What to produce:
Pick out the lines containing "Azur".

Input for this task:
>>>>>

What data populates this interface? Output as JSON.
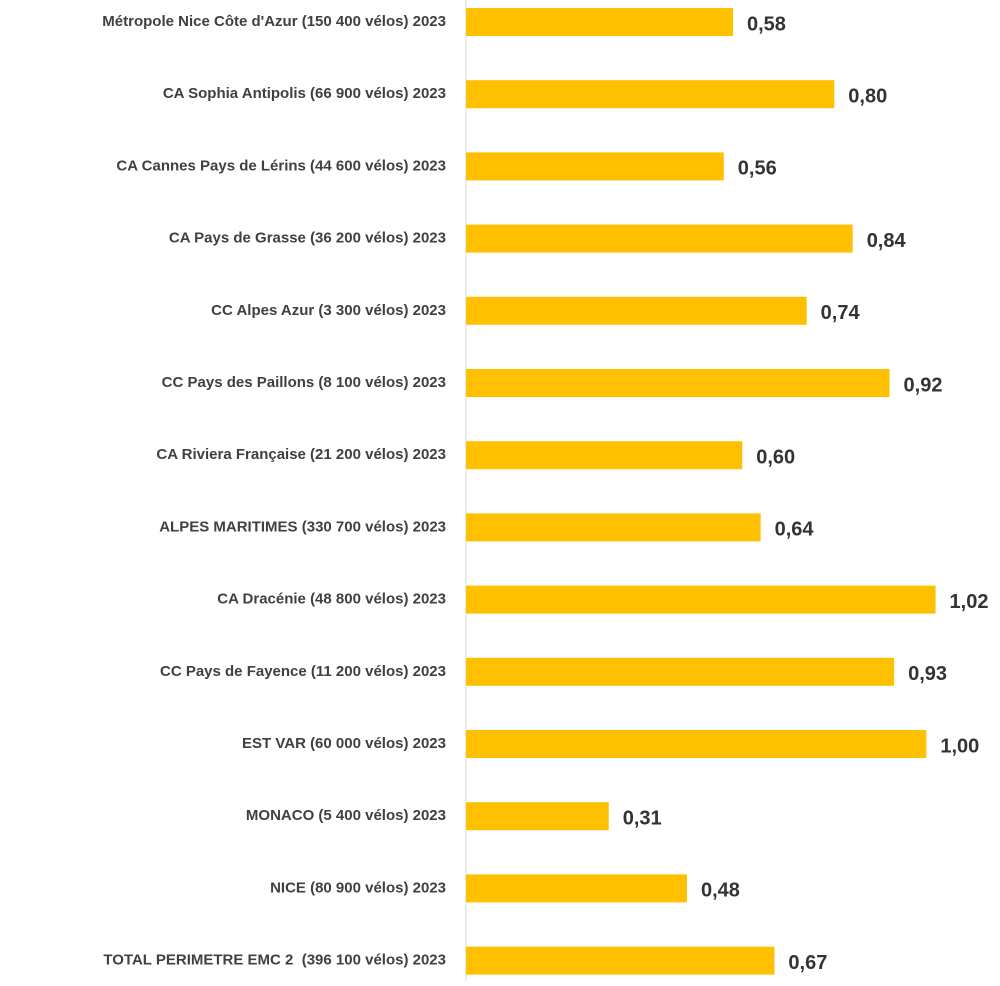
{
  "chart_data": {
    "type": "barh",
    "categories": [
      "Métropole Nice Côte d'Azur (150 400 vélos) 2023",
      "CA Sophia Antipolis (66 900 vélos) 2023",
      "CA Cannes Pays de Lérins (44 600 vélos) 2023",
      "CA Pays de Grasse (36 200 vélos) 2023",
      "CC Alpes Azur (3 300 vélos) 2023",
      "CC Pays des Paillons (8 100 vélos) 2023",
      "CA Riviera Française (21 200 vélos) 2023",
      "ALPES MARITIMES (330 700 vélos) 2023",
      "CA Dracénie (48 800 vélos) 2023",
      "CC Pays de Fayence (11 200 vélos) 2023",
      "EST VAR (60 000 vélos) 2023",
      "MONACO (5 400 vélos) 2023",
      "NICE (80 900 vélos) 2023",
      "TOTAL PERIMETRE EMC 2  (396 100 vélos) 2023"
    ],
    "values": [
      0.58,
      0.8,
      0.56,
      0.84,
      0.74,
      0.92,
      0.6,
      0.64,
      1.02,
      0.93,
      1.0,
      0.31,
      0.48,
      0.67
    ],
    "value_labels": [
      "0,58",
      "0,80",
      "0,56",
      "0,84",
      "0,74",
      "0,92",
      "0,60",
      "0,64",
      "1,02",
      "0,93",
      "1,00",
      "0,31",
      "0,48",
      "0,67"
    ],
    "color": "#ffc000",
    "xlim": [
      0,
      1.16
    ]
  }
}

<<<<<

Correct response:
      "Métropole Nice Côte d'Azur (150 400 vélos) 2023",
      "CC Alpes Azur (3 300 vélos) 2023",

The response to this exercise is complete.